## What the exercise asks
Look through the material below for "JSON". Copy every line that contains it.
□ □ □ □ □ □ □
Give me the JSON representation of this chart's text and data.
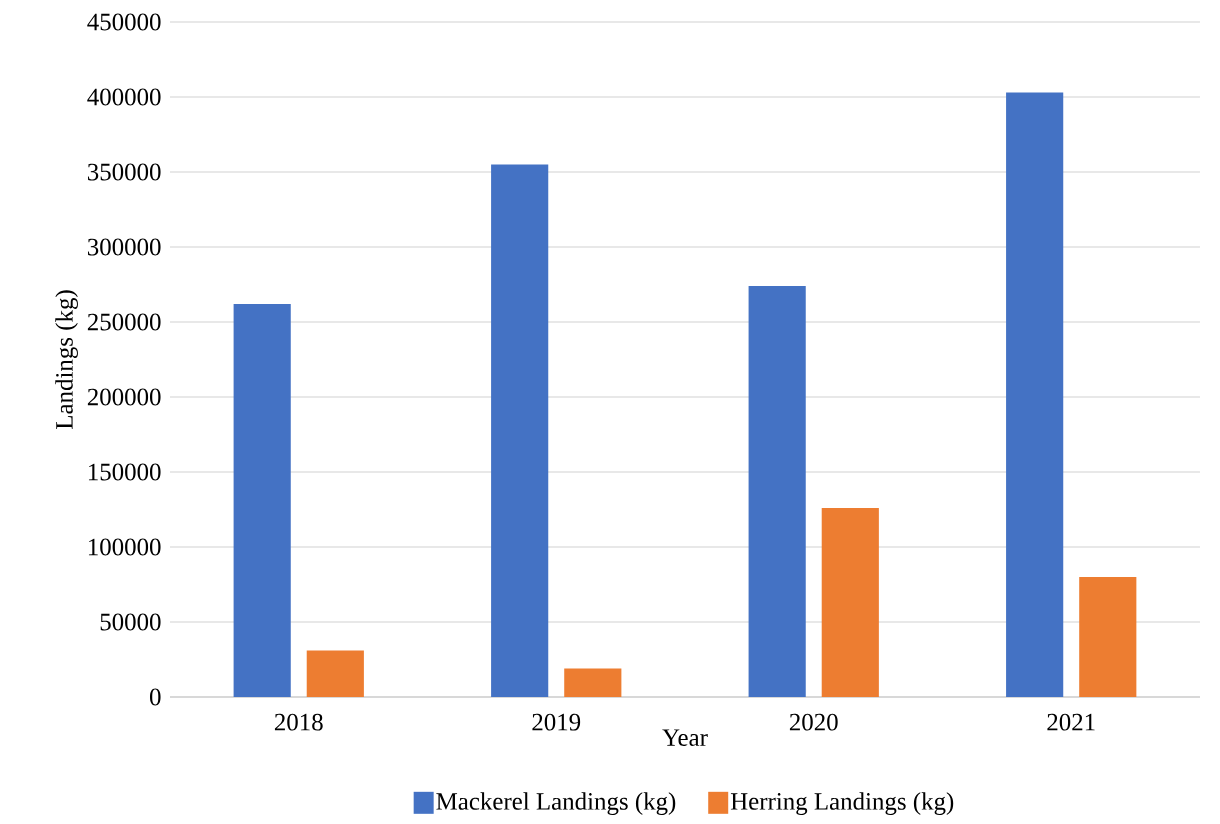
{
  "chart_data": {
    "type": "bar",
    "xlabel": "Year",
    "ylabel": "Landings (kg)",
    "categories": [
      "2018",
      "2019",
      "2020",
      "2021"
    ],
    "series": [
      {
        "name": "Mackerel Landings (kg)",
        "color": "#4472c4",
        "values": [
          262000,
          355000,
          274000,
          403000
        ]
      },
      {
        "name": "Herring Landings (kg)",
        "color": "#ed7d31",
        "values": [
          31000,
          19000,
          126000,
          80000
        ]
      }
    ],
    "ylim": [
      0,
      450000
    ],
    "yticks": [
      0,
      50000,
      100000,
      150000,
      200000,
      250000,
      300000,
      350000,
      400000,
      450000
    ],
    "grid": "y",
    "legend": "bottom"
  }
}
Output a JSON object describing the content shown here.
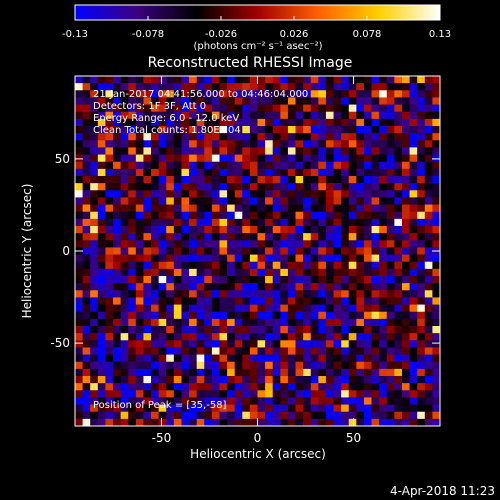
{
  "chart_data": {
    "type": "heatmap",
    "title": "Reconstructed RHESSI Image",
    "xlabel": "Heliocentric X (arcsec)",
    "ylabel": "Heliocentric Y (arcsec)",
    "xlim": [
      -95,
      95
    ],
    "ylim": [
      -95,
      95
    ],
    "xticks": [
      "-50",
      "0",
      "50"
    ],
    "xtick_values": [
      -50,
      0,
      50
    ],
    "yticks": [
      "-50",
      "0",
      "50"
    ],
    "ytick_values": [
      -50,
      0,
      50
    ],
    "colorbar": {
      "range": [
        -0.13,
        0.13
      ],
      "ticks": [
        "-0.13",
        "-0.078",
        "-0.026",
        "0.026",
        "0.078",
        "0.13"
      ],
      "tick_values": [
        -0.13,
        -0.078,
        -0.026,
        0.026,
        0.078,
        0.13
      ],
      "units": "(photons cm⁻² s⁻¹ asec⁻²)",
      "colormap": [
        "#0000ff",
        "#3c0082",
        "#000000",
        "#a00000",
        "#ff6000",
        "#ffd000",
        "#ffffff"
      ]
    },
    "annotations": [
      "21-Jan-2017 04:41:56.000 to 04:46:04.000",
      "Detectors: 1F 3F, Att 0",
      "Energy Range: 6.0 - 12.0 keV",
      "Clean     Total counts: 1.80E+04"
    ],
    "peak_label": "Position of Peak = [35,-58]",
    "grid_cols": 48,
    "grid_rows": 49,
    "noise_seed": 20170121
  },
  "footer": {
    "timestamp": "4-Apr-2018 11:23"
  }
}
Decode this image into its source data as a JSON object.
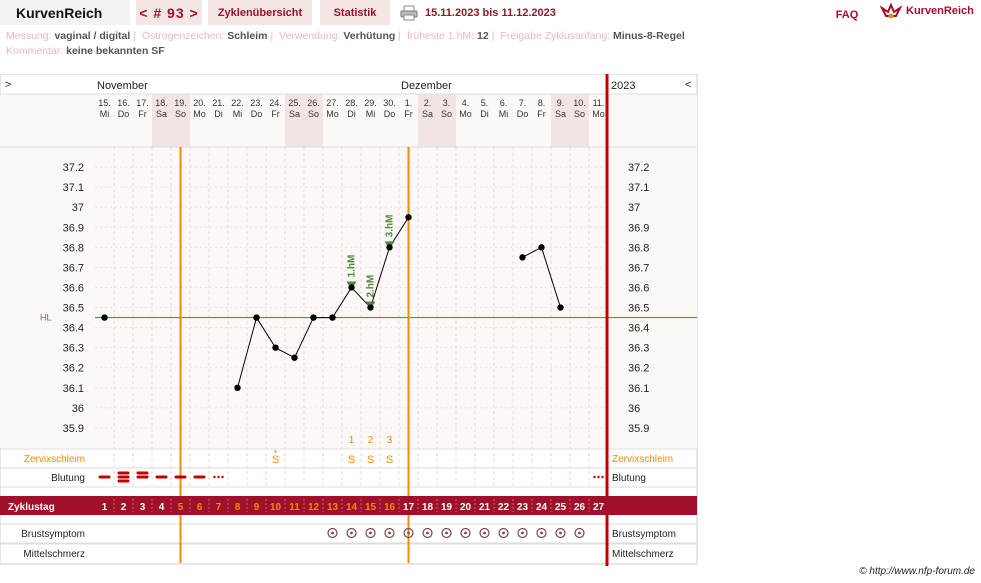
□ □ □ □ □ □ □
## Exercise answer
Give me the JSON representation of this chart's text and data.
Output a JSON object describing the content shown here.
Decode this image into its source data as a JSON object.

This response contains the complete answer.